=== Description of the task ===
Take the line that contains "Transcribe the text in this document." and all lines after it, up to and including the last line of the data, and write them out exactly; nothing else belongs in the answer.

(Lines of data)
########################################

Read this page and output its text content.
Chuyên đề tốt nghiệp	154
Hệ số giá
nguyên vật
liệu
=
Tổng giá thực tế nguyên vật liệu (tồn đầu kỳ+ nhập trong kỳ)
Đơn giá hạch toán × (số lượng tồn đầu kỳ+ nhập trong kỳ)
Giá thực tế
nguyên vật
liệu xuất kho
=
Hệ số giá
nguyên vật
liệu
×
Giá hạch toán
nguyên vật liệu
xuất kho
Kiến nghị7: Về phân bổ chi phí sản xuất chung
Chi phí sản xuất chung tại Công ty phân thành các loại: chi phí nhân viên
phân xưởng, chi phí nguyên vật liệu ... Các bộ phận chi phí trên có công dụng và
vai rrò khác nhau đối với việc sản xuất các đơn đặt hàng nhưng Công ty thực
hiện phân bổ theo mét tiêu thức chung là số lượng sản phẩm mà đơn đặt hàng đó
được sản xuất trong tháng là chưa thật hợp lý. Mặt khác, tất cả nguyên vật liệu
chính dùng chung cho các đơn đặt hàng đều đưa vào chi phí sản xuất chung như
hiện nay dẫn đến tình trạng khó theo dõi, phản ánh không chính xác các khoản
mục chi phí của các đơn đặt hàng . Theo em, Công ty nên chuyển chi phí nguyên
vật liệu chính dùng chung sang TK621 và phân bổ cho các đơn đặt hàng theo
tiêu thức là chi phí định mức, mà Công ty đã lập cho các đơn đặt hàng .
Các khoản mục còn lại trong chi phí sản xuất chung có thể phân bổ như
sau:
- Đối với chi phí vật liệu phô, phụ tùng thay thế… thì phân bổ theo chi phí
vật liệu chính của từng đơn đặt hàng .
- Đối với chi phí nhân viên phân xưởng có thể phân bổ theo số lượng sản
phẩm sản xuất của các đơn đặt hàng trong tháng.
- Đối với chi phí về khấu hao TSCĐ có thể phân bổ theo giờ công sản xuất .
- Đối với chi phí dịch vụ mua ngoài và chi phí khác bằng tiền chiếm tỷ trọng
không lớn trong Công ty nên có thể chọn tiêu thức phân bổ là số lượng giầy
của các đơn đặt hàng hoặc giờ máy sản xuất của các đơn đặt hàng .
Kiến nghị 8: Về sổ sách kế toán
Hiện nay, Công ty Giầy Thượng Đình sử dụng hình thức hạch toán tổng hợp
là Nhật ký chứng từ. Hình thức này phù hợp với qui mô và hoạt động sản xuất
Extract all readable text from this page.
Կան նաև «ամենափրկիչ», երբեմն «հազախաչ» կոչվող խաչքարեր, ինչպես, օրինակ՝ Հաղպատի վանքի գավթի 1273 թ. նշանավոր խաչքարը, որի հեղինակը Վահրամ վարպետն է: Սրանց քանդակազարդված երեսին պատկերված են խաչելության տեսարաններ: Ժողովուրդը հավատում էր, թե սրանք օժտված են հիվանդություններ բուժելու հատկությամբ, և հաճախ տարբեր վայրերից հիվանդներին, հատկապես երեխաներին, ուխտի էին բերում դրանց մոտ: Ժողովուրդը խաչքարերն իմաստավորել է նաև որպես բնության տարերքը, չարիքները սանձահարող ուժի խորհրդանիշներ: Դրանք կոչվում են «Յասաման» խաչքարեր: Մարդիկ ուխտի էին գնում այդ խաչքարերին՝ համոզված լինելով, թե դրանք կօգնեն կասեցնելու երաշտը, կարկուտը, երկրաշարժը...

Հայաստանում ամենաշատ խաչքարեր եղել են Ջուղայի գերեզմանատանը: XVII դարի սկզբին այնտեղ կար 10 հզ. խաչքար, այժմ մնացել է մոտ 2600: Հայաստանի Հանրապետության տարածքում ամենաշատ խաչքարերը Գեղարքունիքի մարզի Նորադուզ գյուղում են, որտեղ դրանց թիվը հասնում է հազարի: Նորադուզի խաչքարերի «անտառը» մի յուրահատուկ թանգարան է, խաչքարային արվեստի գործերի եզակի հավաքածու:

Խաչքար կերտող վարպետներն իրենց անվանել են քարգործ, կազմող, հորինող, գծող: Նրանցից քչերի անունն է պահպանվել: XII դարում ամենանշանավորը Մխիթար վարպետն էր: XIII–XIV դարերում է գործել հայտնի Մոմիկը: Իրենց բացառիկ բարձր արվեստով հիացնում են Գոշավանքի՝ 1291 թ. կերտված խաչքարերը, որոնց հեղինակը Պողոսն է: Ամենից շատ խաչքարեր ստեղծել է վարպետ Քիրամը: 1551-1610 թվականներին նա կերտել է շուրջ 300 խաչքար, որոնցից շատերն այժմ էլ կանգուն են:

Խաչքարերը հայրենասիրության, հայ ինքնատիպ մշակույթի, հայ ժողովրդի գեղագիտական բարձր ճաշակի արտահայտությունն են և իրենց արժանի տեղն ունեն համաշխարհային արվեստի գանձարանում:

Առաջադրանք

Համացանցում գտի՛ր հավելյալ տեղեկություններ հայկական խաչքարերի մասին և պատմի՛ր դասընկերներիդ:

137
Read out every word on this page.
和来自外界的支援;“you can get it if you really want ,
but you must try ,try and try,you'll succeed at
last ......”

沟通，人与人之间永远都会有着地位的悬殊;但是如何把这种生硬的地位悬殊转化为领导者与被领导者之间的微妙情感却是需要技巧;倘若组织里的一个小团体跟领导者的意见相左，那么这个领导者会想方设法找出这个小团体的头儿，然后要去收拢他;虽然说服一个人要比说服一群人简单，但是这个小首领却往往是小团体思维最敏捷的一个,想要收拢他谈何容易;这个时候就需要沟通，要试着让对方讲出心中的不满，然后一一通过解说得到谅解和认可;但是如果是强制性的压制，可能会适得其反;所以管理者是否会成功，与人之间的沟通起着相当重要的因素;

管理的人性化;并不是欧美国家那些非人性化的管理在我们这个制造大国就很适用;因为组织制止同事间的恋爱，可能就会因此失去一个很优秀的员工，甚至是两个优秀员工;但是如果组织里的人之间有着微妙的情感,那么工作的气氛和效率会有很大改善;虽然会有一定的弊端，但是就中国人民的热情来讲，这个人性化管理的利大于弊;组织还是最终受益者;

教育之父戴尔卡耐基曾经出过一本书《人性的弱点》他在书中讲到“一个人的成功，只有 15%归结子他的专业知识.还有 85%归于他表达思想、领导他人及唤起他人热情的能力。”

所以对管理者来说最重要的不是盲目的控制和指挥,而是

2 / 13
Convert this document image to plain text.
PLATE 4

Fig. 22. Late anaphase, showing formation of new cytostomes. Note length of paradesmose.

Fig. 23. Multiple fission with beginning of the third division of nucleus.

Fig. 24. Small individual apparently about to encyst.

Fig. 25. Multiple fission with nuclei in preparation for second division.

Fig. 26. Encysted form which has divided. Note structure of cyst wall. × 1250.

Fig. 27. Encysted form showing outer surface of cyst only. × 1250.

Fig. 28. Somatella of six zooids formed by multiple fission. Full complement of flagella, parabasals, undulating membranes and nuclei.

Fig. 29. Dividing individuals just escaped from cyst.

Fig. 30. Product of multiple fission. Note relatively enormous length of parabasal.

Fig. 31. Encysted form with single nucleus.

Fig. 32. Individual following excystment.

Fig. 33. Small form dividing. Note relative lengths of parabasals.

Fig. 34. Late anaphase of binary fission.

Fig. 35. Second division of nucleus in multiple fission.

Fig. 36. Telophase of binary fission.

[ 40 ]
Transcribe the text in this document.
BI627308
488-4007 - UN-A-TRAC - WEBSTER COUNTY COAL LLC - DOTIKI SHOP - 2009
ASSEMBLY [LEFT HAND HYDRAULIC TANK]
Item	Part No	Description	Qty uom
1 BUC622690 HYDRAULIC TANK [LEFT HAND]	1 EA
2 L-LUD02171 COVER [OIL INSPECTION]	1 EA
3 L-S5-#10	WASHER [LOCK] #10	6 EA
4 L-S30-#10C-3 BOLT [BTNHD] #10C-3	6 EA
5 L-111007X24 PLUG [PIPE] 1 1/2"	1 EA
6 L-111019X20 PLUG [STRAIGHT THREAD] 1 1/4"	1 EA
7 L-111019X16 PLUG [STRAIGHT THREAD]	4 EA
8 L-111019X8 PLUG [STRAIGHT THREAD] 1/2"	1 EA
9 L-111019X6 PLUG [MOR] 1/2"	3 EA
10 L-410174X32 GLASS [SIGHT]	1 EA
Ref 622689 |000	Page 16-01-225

########################################

=== Finished exercise ===
Transcribe the text in this document.
BI627308
488-4007 - UN-A-TRAC - WEBSTER COUNTY COAL LLC - DOTIKI SHOP - 2009
ASSEMBLY [LEFT HAND HYDRAULIC TANK]
Item	Part No	Description	Qty uom
1 BUC622690 HYDRAULIC TANK [LEFT HAND]	1 EA
2 L-LUD02171 COVER [OIL INSPECTION]	1 EA
3 L-S5-#10	WASHER [LOCK] #10	6 EA
4 L-S30-#10C-3 BOLT [BTNHD] #10C-3	6 EA
5 L-111007X24 PLUG [PIPE] 1 1/2"	1 EA
6 L-111019X20 PLUG [STRAIGHT THREAD] 1 1/4"	1 EA
7 L-111019X16 PLUG [STRAIGHT THREAD]	4 EA
8 L-111019X8 PLUG [STRAIGHT THREAD] 1/2"	1 EA
9 L-111019X6 PLUG [MOR] 1/2"	3 EA
10 L-410174X32 GLASS [SIGHT]	1 EA
Ref 622689 |000	Page 16-01-225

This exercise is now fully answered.